## start Extracted information

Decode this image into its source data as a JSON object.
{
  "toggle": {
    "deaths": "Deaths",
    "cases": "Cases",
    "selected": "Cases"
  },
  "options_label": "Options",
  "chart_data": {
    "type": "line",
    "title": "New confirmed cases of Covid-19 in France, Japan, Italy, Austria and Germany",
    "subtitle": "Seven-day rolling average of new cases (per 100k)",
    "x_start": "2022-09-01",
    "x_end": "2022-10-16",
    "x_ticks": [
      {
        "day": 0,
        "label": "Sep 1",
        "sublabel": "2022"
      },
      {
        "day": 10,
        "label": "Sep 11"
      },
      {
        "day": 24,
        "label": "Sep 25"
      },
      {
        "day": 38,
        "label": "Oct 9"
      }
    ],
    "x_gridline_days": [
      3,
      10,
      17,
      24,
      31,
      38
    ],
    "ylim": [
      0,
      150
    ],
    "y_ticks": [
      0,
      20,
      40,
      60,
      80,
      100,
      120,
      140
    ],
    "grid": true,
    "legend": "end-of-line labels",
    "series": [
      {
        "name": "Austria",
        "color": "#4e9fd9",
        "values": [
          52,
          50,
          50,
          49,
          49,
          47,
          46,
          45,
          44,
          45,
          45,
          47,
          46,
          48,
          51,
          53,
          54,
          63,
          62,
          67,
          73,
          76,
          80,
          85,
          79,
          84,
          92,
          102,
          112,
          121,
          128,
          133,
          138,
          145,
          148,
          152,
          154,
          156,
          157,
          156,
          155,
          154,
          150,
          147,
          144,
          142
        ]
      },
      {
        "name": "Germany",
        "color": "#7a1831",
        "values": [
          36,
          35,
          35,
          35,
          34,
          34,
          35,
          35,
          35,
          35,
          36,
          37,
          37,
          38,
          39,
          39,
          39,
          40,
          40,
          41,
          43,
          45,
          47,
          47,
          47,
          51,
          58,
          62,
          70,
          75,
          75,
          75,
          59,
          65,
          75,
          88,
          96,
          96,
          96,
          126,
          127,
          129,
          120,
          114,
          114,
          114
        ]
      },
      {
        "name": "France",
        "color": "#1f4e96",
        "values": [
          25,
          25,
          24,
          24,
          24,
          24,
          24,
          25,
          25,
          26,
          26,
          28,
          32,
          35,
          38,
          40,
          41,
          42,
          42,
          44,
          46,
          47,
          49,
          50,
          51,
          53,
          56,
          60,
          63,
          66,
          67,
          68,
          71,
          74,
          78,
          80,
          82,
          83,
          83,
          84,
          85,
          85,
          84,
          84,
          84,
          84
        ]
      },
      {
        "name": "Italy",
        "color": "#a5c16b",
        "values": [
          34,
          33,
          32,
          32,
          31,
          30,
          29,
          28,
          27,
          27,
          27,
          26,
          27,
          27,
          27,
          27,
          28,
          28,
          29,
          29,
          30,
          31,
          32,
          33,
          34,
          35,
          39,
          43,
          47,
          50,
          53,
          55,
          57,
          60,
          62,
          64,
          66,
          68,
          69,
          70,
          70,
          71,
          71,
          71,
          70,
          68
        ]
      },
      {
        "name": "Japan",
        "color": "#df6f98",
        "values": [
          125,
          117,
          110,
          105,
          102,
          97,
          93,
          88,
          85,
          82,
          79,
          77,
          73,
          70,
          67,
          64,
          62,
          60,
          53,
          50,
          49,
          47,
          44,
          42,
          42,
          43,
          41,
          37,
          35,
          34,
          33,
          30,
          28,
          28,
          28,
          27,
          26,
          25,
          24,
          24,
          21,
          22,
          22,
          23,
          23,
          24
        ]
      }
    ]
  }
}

## end Extracted information

### Task instructions
Show the lines from the data above that contain the string "name".

### Completed exercise
        "name": "Austria",
        "name": "Germany",
        "name": "France",
        "name": "Italy",
        "name": "Japan",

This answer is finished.